# Exercise
Write out the records word for word, with no pictures.

[Collected data]
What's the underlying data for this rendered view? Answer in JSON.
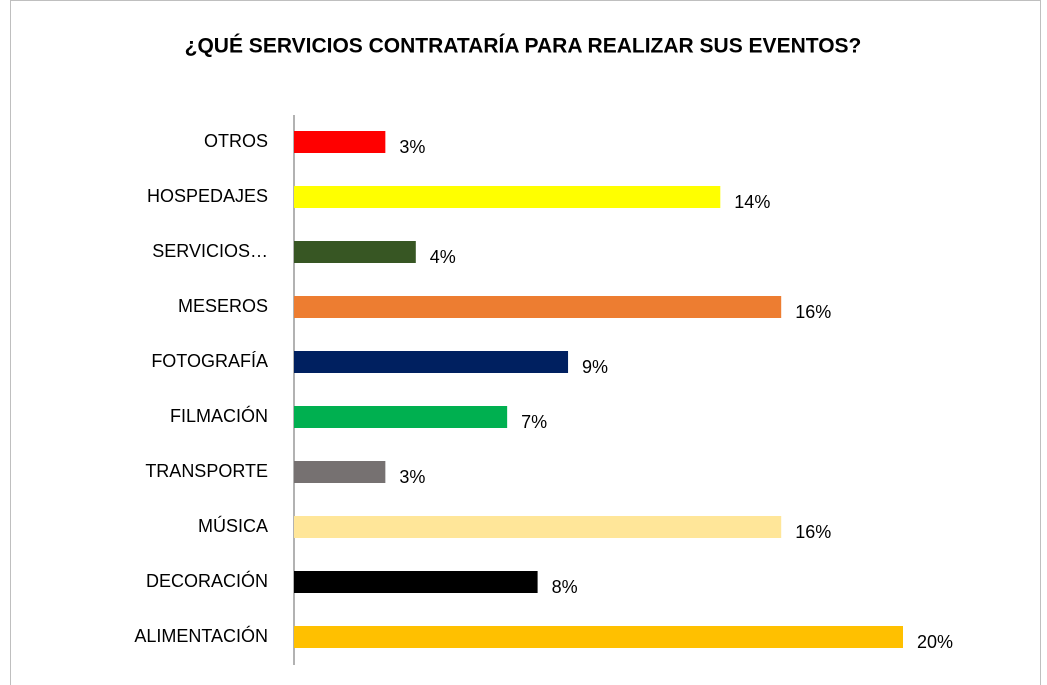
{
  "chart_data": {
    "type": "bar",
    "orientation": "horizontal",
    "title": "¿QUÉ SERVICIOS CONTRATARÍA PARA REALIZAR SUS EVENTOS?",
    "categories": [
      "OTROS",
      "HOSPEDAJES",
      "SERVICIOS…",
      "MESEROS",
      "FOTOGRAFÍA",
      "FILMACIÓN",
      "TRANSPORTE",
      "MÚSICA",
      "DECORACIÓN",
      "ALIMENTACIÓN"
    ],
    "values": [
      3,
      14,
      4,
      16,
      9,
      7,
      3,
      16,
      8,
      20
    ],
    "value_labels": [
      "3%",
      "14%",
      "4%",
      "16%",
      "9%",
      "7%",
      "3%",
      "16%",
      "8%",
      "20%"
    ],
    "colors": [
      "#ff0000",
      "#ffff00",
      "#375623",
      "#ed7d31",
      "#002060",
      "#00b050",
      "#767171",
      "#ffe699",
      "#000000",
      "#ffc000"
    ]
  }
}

# The answer
What's the underlying data for this rendered view? Answer in JSON.
{
  "chart_data": {
    "type": "bar",
    "orientation": "horizontal",
    "title": "¿QUÉ SERVICIOS CONTRATARÍA PARA REALIZAR SUS EVENTOS?",
    "categories": [
      "OTROS",
      "HOSPEDAJES",
      "SERVICIOS…",
      "MESEROS",
      "FOTOGRAFÍA",
      "FILMACIÓN",
      "TRANSPORTE",
      "MÚSICA",
      "DECORACIÓN",
      "ALIMENTACIÓN"
    ],
    "values": [
      3,
      14,
      4,
      16,
      9,
      7,
      3,
      16,
      8,
      20
    ],
    "value_labels": [
      "3%",
      "14%",
      "4%",
      "16%",
      "9%",
      "7%",
      "3%",
      "16%",
      "8%",
      "20%"
    ],
    "colors": [
      "#ff0000",
      "#ffff00",
      "#375623",
      "#ed7d31",
      "#002060",
      "#00b050",
      "#767171",
      "#ffe699",
      "#000000",
      "#ffc000"
    ]
  }
}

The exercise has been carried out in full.